* **THE EXERCISE**
Nothing in the data should change when you return it, but leave the pictures out.

* **RECORDS FOR PROCESSING**
#####

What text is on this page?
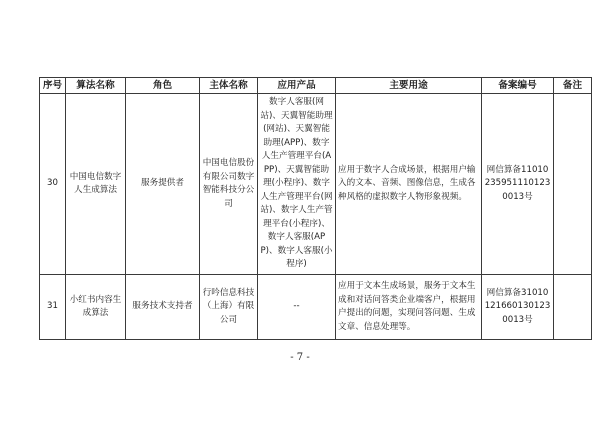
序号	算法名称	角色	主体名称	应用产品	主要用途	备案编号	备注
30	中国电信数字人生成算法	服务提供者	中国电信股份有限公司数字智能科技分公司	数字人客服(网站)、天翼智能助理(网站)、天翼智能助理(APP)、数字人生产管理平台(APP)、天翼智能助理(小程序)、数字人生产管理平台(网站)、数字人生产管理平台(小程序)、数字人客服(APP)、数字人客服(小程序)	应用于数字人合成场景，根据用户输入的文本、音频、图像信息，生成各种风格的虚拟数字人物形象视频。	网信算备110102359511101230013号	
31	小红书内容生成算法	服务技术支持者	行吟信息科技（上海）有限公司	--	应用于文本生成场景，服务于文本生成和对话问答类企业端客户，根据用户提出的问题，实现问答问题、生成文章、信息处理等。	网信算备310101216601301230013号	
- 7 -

#####

* **FINISHED TASK**
What text is on this page?
序号	算法名称	角色	主体名称	应用产品	主要用途	备案编号	备注
30	中国电信数字人生成算法	服务提供者	中国电信股份有限公司数字智能科技分公司	数字人客服(网站)、天翼智能助理(网站)、天翼智能助理(APP)、数字人生产管理平台(APP)、天翼智能助理(小程序)、数字人生产管理平台(网站)、数字人生产管理平台(小程序)、数字人客服(APP)、数字人客服(小程序)	应用于数字人合成场景，根据用户输入的文本、音频、图像信息，生成各种风格的虚拟数字人物形象视频。	网信算备110102359511101230013号	
31	小红书内容生成算法	服务技术支持者	行吟信息科技（上海）有限公司	--	应用于文本生成场景，服务于文本生成和对话问答类企业端客户，根据用户提出的问题，实现问答问题、生成文章、信息处理等。	网信算备310101216601301230013号	
- 7 -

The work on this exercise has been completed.